» Task brief
Exactly repeat the material, dropping only the pictures.

————

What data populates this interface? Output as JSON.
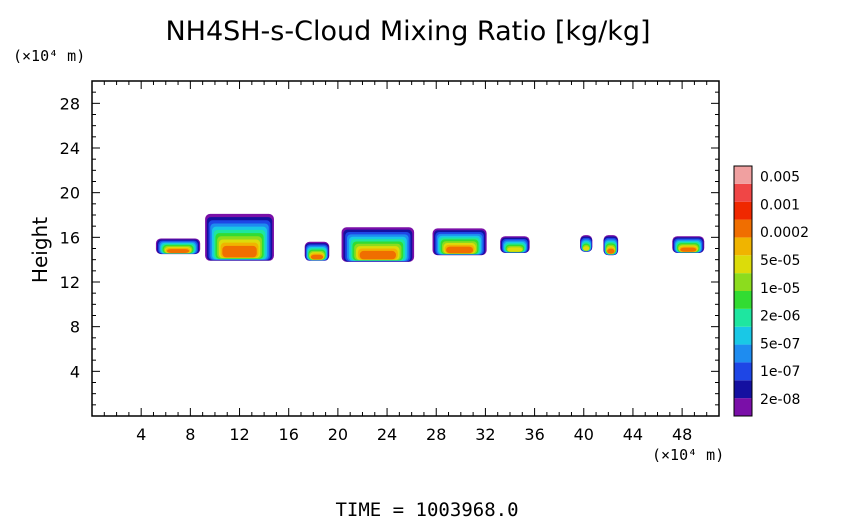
{
  "chart_data": {
    "type": "heatmap",
    "title": "NH4SH-s-Cloud Mixing Ratio [kg/kg]",
    "ylabel": "Height",
    "x_unit": "(×10⁴ m)",
    "y_unit": "(×10⁴ m)",
    "xlim": [
      0,
      51
    ],
    "ylim": [
      0,
      30
    ],
    "x_ticks": [
      "4",
      "8",
      "12",
      "16",
      "20",
      "24",
      "28",
      "32",
      "36",
      "40",
      "44",
      "48"
    ],
    "y_ticks": [
      "4",
      "8",
      "12",
      "16",
      "20",
      "24",
      "28"
    ],
    "colorbar": {
      "levels": [
        "2e-08",
        "1e-07",
        "5e-07",
        "2e-06",
        "1e-05",
        "5e-05",
        "0.0002",
        "0.001",
        "0.005"
      ],
      "colors": [
        "#7a0fa8",
        "#1410a0",
        "#1e46e6",
        "#1e8cf0",
        "#19c8e6",
        "#1ee6a0",
        "#32dc32",
        "#8cdc1e",
        "#dcdc0a",
        "#f0b400",
        "#f06e00",
        "#f02800",
        "#f04646",
        "#f0a0a0"
      ]
    },
    "cloud_clusters": [
      {
        "x_range": [
          5.2,
          8.8
        ],
        "z_range": [
          14.5,
          15.9
        ],
        "max_level": "5e-05"
      },
      {
        "x_range": [
          9.2,
          14.8
        ],
        "z_range": [
          13.9,
          18.1
        ],
        "max_level": "0.0002"
      },
      {
        "x_range": [
          17.3,
          19.3
        ],
        "z_range": [
          13.9,
          15.6
        ],
        "max_level": "5e-05"
      },
      {
        "x_range": [
          20.3,
          26.2
        ],
        "z_range": [
          13.8,
          16.9
        ],
        "max_level": "5e-05"
      },
      {
        "x_range": [
          27.7,
          32.1
        ],
        "z_range": [
          14.4,
          16.8
        ],
        "max_level": "5e-05"
      },
      {
        "x_range": [
          33.2,
          35.6
        ],
        "z_range": [
          14.6,
          16.1
        ],
        "max_level": "1e-05"
      },
      {
        "x_range": [
          39.7,
          40.7
        ],
        "z_range": [
          14.7,
          16.2
        ],
        "max_level": "1e-05"
      },
      {
        "x_range": [
          41.6,
          42.8
        ],
        "z_range": [
          14.4,
          16.2
        ],
        "max_level": "5e-05"
      },
      {
        "x_range": [
          47.2,
          49.8
        ],
        "z_range": [
          14.6,
          16.1
        ],
        "max_level": "5e-05"
      }
    ],
    "grid": false,
    "legend": "colorbar-right"
  },
  "footer": {
    "time_label": "TIME  =  1003968.0"
  }
}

————

» Complete answer
What data populates this interface? Output as JSON.
{
  "chart_data": {
    "type": "heatmap",
    "title": "NH4SH-s-Cloud Mixing Ratio [kg/kg]",
    "ylabel": "Height",
    "x_unit": "(×10⁴ m)",
    "y_unit": "(×10⁴ m)",
    "xlim": [
      0,
      51
    ],
    "ylim": [
      0,
      30
    ],
    "x_ticks": [
      "4",
      "8",
      "12",
      "16",
      "20",
      "24",
      "28",
      "32",
      "36",
      "40",
      "44",
      "48"
    ],
    "y_ticks": [
      "4",
      "8",
      "12",
      "16",
      "20",
      "24",
      "28"
    ],
    "colorbar": {
      "levels": [
        "2e-08",
        "1e-07",
        "5e-07",
        "2e-06",
        "1e-05",
        "5e-05",
        "0.0002",
        "0.001",
        "0.005"
      ],
      "colors": [
        "#7a0fa8",
        "#1410a0",
        "#1e46e6",
        "#1e8cf0",
        "#19c8e6",
        "#1ee6a0",
        "#32dc32",
        "#8cdc1e",
        "#dcdc0a",
        "#f0b400",
        "#f06e00",
        "#f02800",
        "#f04646",
        "#f0a0a0"
      ]
    },
    "cloud_clusters": [
      {
        "x_range": [
          5.2,
          8.8
        ],
        "z_range": [
          14.5,
          15.9
        ],
        "max_level": "5e-05"
      },
      {
        "x_range": [
          9.2,
          14.8
        ],
        "z_range": [
          13.9,
          18.1
        ],
        "max_level": "0.0002"
      },
      {
        "x_range": [
          17.3,
          19.3
        ],
        "z_range": [
          13.9,
          15.6
        ],
        "max_level": "5e-05"
      },
      {
        "x_range": [
          20.3,
          26.2
        ],
        "z_range": [
          13.8,
          16.9
        ],
        "max_level": "5e-05"
      },
      {
        "x_range": [
          27.7,
          32.1
        ],
        "z_range": [
          14.4,
          16.8
        ],
        "max_level": "5e-05"
      },
      {
        "x_range": [
          33.2,
          35.6
        ],
        "z_range": [
          14.6,
          16.1
        ],
        "max_level": "1e-05"
      },
      {
        "x_range": [
          39.7,
          40.7
        ],
        "z_range": [
          14.7,
          16.2
        ],
        "max_level": "1e-05"
      },
      {
        "x_range": [
          41.6,
          42.8
        ],
        "z_range": [
          14.4,
          16.2
        ],
        "max_level": "5e-05"
      },
      {
        "x_range": [
          47.2,
          49.8
        ],
        "z_range": [
          14.6,
          16.1
        ],
        "max_level": "5e-05"
      }
    ],
    "grid": false,
    "legend": "colorbar-right"
  },
  "footer": {
    "time_label": "TIME  =  1003968.0"
  }
}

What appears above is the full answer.